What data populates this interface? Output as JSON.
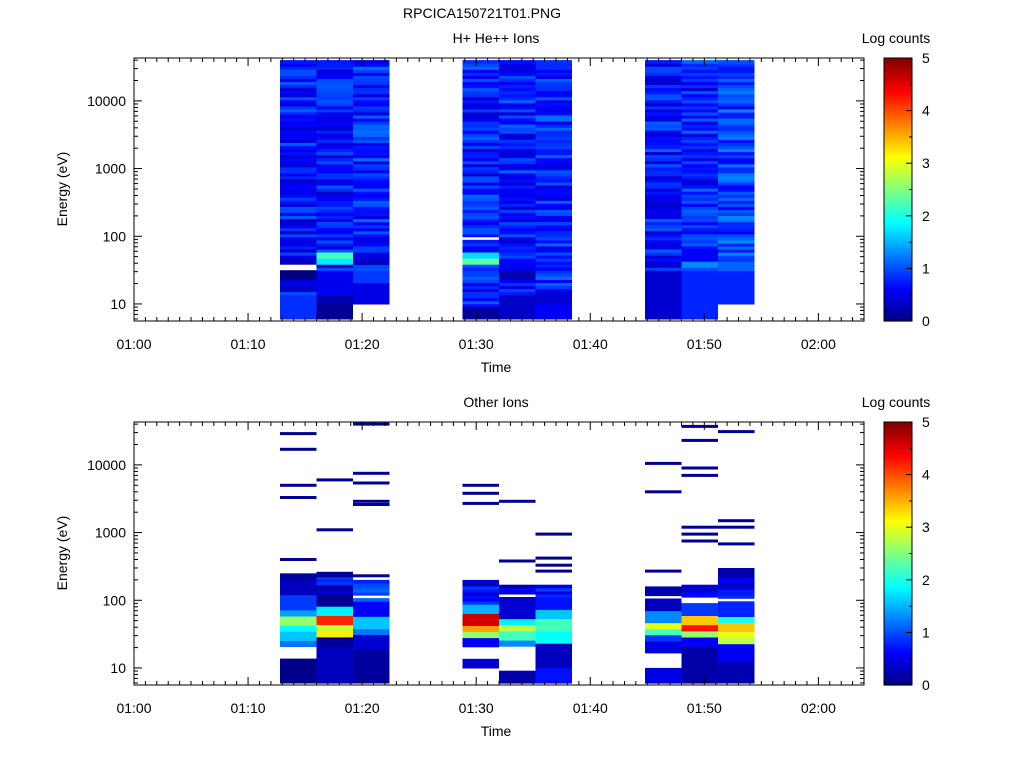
{
  "figure": {
    "title": "RPCICA150721T01.PNG"
  },
  "chart_data": [
    {
      "type": "heatmap",
      "title": "H+ He++ Ions",
      "xlabel": "Time",
      "ylabel": "Energy (eV)",
      "y_scale": "log",
      "x_ticks": [
        "01:00",
        "01:10",
        "01:20",
        "01:30",
        "01:40",
        "01:50",
        "02:00"
      ],
      "y_ticks": [
        "10",
        "100",
        "1000",
        "10000"
      ],
      "colorbar": {
        "label": "Log counts",
        "range": [
          0,
          5
        ],
        "ticks": [
          "0",
          "1",
          "2",
          "3",
          "4",
          "5"
        ]
      },
      "columns": [
        {
          "t_start": "01:12:48",
          "t_end": "01:16:00",
          "e_min": 6,
          "e_max": 40000,
          "base_level": 0.72,
          "features": [
            {
              "e_low": 6,
              "e_high": 14,
              "level": 0.85
            },
            {
              "e_low": 24,
              "e_high": 30,
              "level": 0.0
            },
            {
              "e_low": 30,
              "e_high": 38,
              "level": -1
            },
            {
              "e_low": 38,
              "e_high": 50,
              "level": 0.3
            },
            {
              "e_low": 70,
              "e_high": 90,
              "level": 0.5
            }
          ]
        },
        {
          "t_start": "01:16:00",
          "t_end": "01:19:12",
          "e_min": 6,
          "e_max": 40000,
          "base_level": 0.7,
          "features": [
            {
              "e_low": 6,
              "e_high": 10,
              "level": 0.1
            },
            {
              "e_low": 10,
              "e_high": 14,
              "level": 0.25
            },
            {
              "e_low": 14,
              "e_high": 30,
              "level": 0.55
            },
            {
              "e_low": 38,
              "e_high": 48,
              "level": 1.8
            },
            {
              "e_low": 48,
              "e_high": 58,
              "level": 2.2
            }
          ]
        },
        {
          "t_start": "01:19:12",
          "t_end": "01:22:24",
          "e_min": 10,
          "e_max": 40000,
          "base_level": 0.8,
          "features": [
            {
              "e_low": 10,
              "e_high": 20,
              "level": 0.5
            },
            {
              "e_low": 20,
              "e_high": 30,
              "level": 0.9
            },
            {
              "e_low": 40,
              "e_high": 48,
              "level": 0.3
            }
          ]
        },
        {
          "t_start": "01:28:48",
          "t_end": "01:32:00",
          "e_min": 6,
          "e_max": 40000,
          "base_level": 0.75,
          "features": [
            {
              "e_low": 6,
              "e_high": 9,
              "level": 0.15
            },
            {
              "e_low": 38,
              "e_high": 46,
              "level": 2.3
            },
            {
              "e_low": 46,
              "e_high": 60,
              "level": 1.7
            },
            {
              "e_low": 92,
              "e_high": 100,
              "level": -1
            }
          ]
        },
        {
          "t_start": "01:32:00",
          "t_end": "01:35:12",
          "e_min": 6,
          "e_max": 40000,
          "base_level": 0.75,
          "features": [
            {
              "e_low": 6,
              "e_high": 14,
              "level": 0.35
            },
            {
              "e_low": 24,
              "e_high": 30,
              "level": 0.25
            }
          ]
        },
        {
          "t_start": "01:35:12",
          "t_end": "01:38:24",
          "e_min": 6,
          "e_max": 40000,
          "base_level": 0.8,
          "features": [
            {
              "e_low": 6,
              "e_high": 10,
              "level": 0.6
            },
            {
              "e_low": 10,
              "e_high": 16,
              "level": 0.4
            }
          ]
        },
        {
          "t_start": "01:44:48",
          "t_end": "01:48:00",
          "e_min": 6,
          "e_max": 40000,
          "base_level": 0.72,
          "features": [
            {
              "e_low": 6,
              "e_high": 30,
              "level": 0.4
            }
          ]
        },
        {
          "t_start": "01:48:00",
          "t_end": "01:51:12",
          "e_min": 6,
          "e_max": 40000,
          "base_level": 0.78,
          "features": [
            {
              "e_low": 6,
              "e_high": 30,
              "level": 0.8
            },
            {
              "e_low": 34,
              "e_high": 44,
              "level": 1.3
            }
          ]
        },
        {
          "t_start": "01:51:12",
          "t_end": "01:54:24",
          "e_min": 10,
          "e_max": 40000,
          "base_level": 0.95,
          "features": [
            {
              "e_low": 10,
              "e_high": 30,
              "level": 0.8
            },
            {
              "e_low": 30,
              "e_high": 44,
              "level": 1.1
            }
          ]
        }
      ]
    },
    {
      "type": "heatmap",
      "title": "Other Ions",
      "xlabel": "Time",
      "ylabel": "Energy (eV)",
      "y_scale": "log",
      "x_ticks": [
        "01:00",
        "01:10",
        "01:20",
        "01:30",
        "01:40",
        "01:50",
        "02:00"
      ],
      "y_ticks": [
        "10",
        "100",
        "1000",
        "10000"
      ],
      "colorbar": {
        "label": "Log counts",
        "range": [
          0,
          5
        ],
        "ticks": [
          "0",
          "1",
          "2",
          "3",
          "4",
          "5"
        ]
      },
      "columns": [
        {
          "t_start": "01:12:48",
          "t_end": "01:16:00",
          "e_min": 6,
          "e_max": 250,
          "base_level": 0.7,
          "lines": [
            29000,
            17000,
            5000,
            3300,
            400,
            230,
            210
          ],
          "features": [
            {
              "e_low": 6,
              "e_high": 14,
              "level": 0.05
            },
            {
              "e_low": 14,
              "e_high": 20,
              "level": -1
            },
            {
              "e_low": 20,
              "e_high": 26,
              "level": 1.2
            },
            {
              "e_low": 26,
              "e_high": 34,
              "level": 1.6
            },
            {
              "e_low": 34,
              "e_high": 44,
              "level": 1.9
            },
            {
              "e_low": 44,
              "e_high": 58,
              "level": 2.6
            },
            {
              "e_low": 58,
              "e_high": 75,
              "level": 1.4
            },
            {
              "e_low": 75,
              "e_high": 110,
              "level": 0.9
            },
            {
              "e_low": 120,
              "e_high": 200,
              "level": 0.3
            }
          ]
        },
        {
          "t_start": "01:16:00",
          "t_end": "01:19:12",
          "e_min": 6,
          "e_max": 260,
          "base_level": 0.6,
          "lines": [
            6000,
            1100,
            250,
            230
          ],
          "features": [
            {
              "e_low": 6,
              "e_high": 20,
              "level": 0.3
            },
            {
              "e_low": 20,
              "e_high": 30,
              "level": 0.1
            },
            {
              "e_low": 30,
              "e_high": 36,
              "level": 3.2
            },
            {
              "e_low": 36,
              "e_high": 44,
              "level": 2.9
            },
            {
              "e_low": 44,
              "e_high": 60,
              "level": 4.2
            },
            {
              "e_low": 60,
              "e_high": 80,
              "level": 1.8
            },
            {
              "e_low": 80,
              "e_high": 120,
              "level": 0.1
            }
          ]
        },
        {
          "t_start": "01:19:12",
          "t_end": "01:22:24",
          "e_min": 6,
          "e_max": 200,
          "base_level": 0.8,
          "lines": [
            40000,
            7500,
            5400,
            2900,
            2600,
            230
          ],
          "features": [
            {
              "e_low": 6,
              "e_high": 18,
              "level": 0.15
            },
            {
              "e_low": 18,
              "e_high": 30,
              "level": 0.4
            },
            {
              "e_low": 30,
              "e_high": 40,
              "level": 1.2
            },
            {
              "e_low": 40,
              "e_high": 60,
              "level": 1.6
            },
            {
              "e_low": 60,
              "e_high": 100,
              "level": 0.6
            },
            {
              "e_low": 110,
              "e_high": 120,
              "level": -1
            }
          ]
        },
        {
          "t_start": "01:28:48",
          "t_end": "01:32:00",
          "e_min": 10,
          "e_max": 200,
          "base_level": 0.6,
          "lines": [
            5000,
            3800,
            2700
          ],
          "features": [
            {
              "e_low": 10,
              "e_high": 14,
              "level": 0.4
            },
            {
              "e_low": 14,
              "e_high": 20,
              "level": -1
            },
            {
              "e_low": 20,
              "e_high": 28,
              "level": 0.6
            },
            {
              "e_low": 28,
              "e_high": 34,
              "level": 2.6
            },
            {
              "e_low": 34,
              "e_high": 42,
              "level": 3.6
            },
            {
              "e_low": 42,
              "e_high": 62,
              "level": 4.6
            },
            {
              "e_low": 62,
              "e_high": 90,
              "level": 1.5
            }
          ]
        },
        {
          "t_start": "01:32:00",
          "t_end": "01:35:12",
          "e_min": 6,
          "e_max": 170,
          "base_level": 0.55,
          "lines": [
            2900,
            380
          ],
          "features": [
            {
              "e_low": 6,
              "e_high": 9,
              "level": 0.2
            },
            {
              "e_low": 9,
              "e_high": 20,
              "level": -1
            },
            {
              "e_low": 20,
              "e_high": 26,
              "level": 1.3
            },
            {
              "e_low": 26,
              "e_high": 34,
              "level": 2.2
            },
            {
              "e_low": 34,
              "e_high": 46,
              "level": 2.8
            },
            {
              "e_low": 46,
              "e_high": 56,
              "level": 1.8
            },
            {
              "e_low": 56,
              "e_high": 110,
              "level": 0.4
            },
            {
              "e_low": 110,
              "e_high": 120,
              "level": -1
            }
          ]
        },
        {
          "t_start": "01:35:12",
          "t_end": "01:38:24",
          "e_min": 6,
          "e_max": 170,
          "base_level": 0.6,
          "lines": [
            950,
            420,
            330,
            270
          ],
          "features": [
            {
              "e_low": 6,
              "e_high": 10,
              "level": 0.7
            },
            {
              "e_low": 10,
              "e_high": 24,
              "level": 0.3
            },
            {
              "e_low": 24,
              "e_high": 34,
              "level": 1.9
            },
            {
              "e_low": 34,
              "e_high": 52,
              "level": 2.2
            },
            {
              "e_low": 52,
              "e_high": 70,
              "level": 1.6
            },
            {
              "e_low": 70,
              "e_high": 110,
              "level": 0.7
            }
          ]
        },
        {
          "t_start": "01:44:48",
          "t_end": "01:48:00",
          "e_min": 6,
          "e_max": 160,
          "base_level": 0.5,
          "lines": [
            10500,
            4000,
            270
          ],
          "features": [
            {
              "e_low": 6,
              "e_high": 10,
              "level": 0.5
            },
            {
              "e_low": 10,
              "e_high": 16,
              "level": -1
            },
            {
              "e_low": 16,
              "e_high": 24,
              "level": 0.5
            },
            {
              "e_low": 24,
              "e_high": 30,
              "level": 0.9
            },
            {
              "e_low": 30,
              "e_high": 38,
              "level": 2.2
            },
            {
              "e_low": 38,
              "e_high": 48,
              "level": 3.0
            },
            {
              "e_low": 48,
              "e_high": 70,
              "level": 1.3
            },
            {
              "e_low": 70,
              "e_high": 110,
              "level": 0.3
            },
            {
              "e_low": 110,
              "e_high": 120,
              "level": -1
            }
          ]
        },
        {
          "t_start": "01:48:00",
          "t_end": "01:51:12",
          "e_min": 6,
          "e_max": 170,
          "base_level": 0.5,
          "lines": [
            37000,
            23000,
            9000,
            7000,
            1200,
            950,
            750
          ],
          "features": [
            {
              "e_low": 6,
              "e_high": 20,
              "level": 0.2
            },
            {
              "e_low": 20,
              "e_high": 28,
              "level": 0.6
            },
            {
              "e_low": 28,
              "e_high": 34,
              "level": 2.6
            },
            {
              "e_low": 34,
              "e_high": 44,
              "level": 4.3
            },
            {
              "e_low": 44,
              "e_high": 60,
              "level": 3.4
            },
            {
              "e_low": 60,
              "e_high": 90,
              "level": 0.9
            },
            {
              "e_low": 90,
              "e_high": 110,
              "level": -1
            }
          ]
        },
        {
          "t_start": "01:51:12",
          "t_end": "01:54:24",
          "e_min": 6,
          "e_max": 300,
          "base_level": 0.5,
          "lines": [
            31000,
            1500,
            1200,
            680
          ],
          "features": [
            {
              "e_low": 6,
              "e_high": 12,
              "level": 0.25
            },
            {
              "e_low": 12,
              "e_high": 20,
              "level": 0.55
            },
            {
              "e_low": 24,
              "e_high": 28,
              "level": 2.8
            },
            {
              "e_low": 28,
              "e_high": 34,
              "level": 3.0
            },
            {
              "e_low": 34,
              "e_high": 46,
              "level": 3.4
            },
            {
              "e_low": 46,
              "e_high": 60,
              "level": 2.0
            },
            {
              "e_low": 60,
              "e_high": 100,
              "level": 0.8
            },
            {
              "e_low": 100,
              "e_high": 110,
              "level": -1
            },
            {
              "e_low": 230,
              "e_high": 300,
              "level": 0.2
            }
          ]
        }
      ]
    }
  ]
}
==*==
▸ DIRECTIVE: Copy every line that contains the string "title".

▸ EXPECTED ANSWER:
    "title": "RPCICA150721T01.PNG"
      "title": "H+ He++ Ions",
      "title": "Other Ions",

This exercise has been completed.